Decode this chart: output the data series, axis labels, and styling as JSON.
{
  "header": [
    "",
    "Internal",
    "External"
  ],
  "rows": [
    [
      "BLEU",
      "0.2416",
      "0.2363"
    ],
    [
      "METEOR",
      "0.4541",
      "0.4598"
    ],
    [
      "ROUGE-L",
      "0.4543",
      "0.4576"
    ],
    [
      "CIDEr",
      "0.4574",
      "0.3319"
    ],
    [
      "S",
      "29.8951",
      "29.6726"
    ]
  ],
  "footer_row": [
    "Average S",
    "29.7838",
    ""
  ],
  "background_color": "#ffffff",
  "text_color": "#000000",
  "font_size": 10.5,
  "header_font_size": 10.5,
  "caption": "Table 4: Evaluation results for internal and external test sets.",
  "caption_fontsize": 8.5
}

┄┄┄┄┄┄

*Task prompt*: Every record above needs to be repeated word for word.

*Completed task*:
Decode this chart: output the data series, axis labels, and styling as JSON.
{
  "header": [
    "",
    "Internal",
    "External"
  ],
  "rows": [
    [
      "BLEU",
      "0.2416",
      "0.2363"
    ],
    [
      "METEOR",
      "0.4541",
      "0.4598"
    ],
    [
      "ROUGE-L",
      "0.4543",
      "0.4576"
    ],
    [
      "CIDEr",
      "0.4574",
      "0.3319"
    ],
    [
      "S",
      "29.8951",
      "29.6726"
    ]
  ],
  "footer_row": [
    "Average S",
    "29.7838",
    ""
  ],
  "background_color": "#ffffff",
  "text_color": "#000000",
  "font_size": 10.5,
  "header_font_size": 10.5,
  "caption": "Table 4: Evaluation results for internal and external test sets.",
  "caption_fontsize": 8.5
}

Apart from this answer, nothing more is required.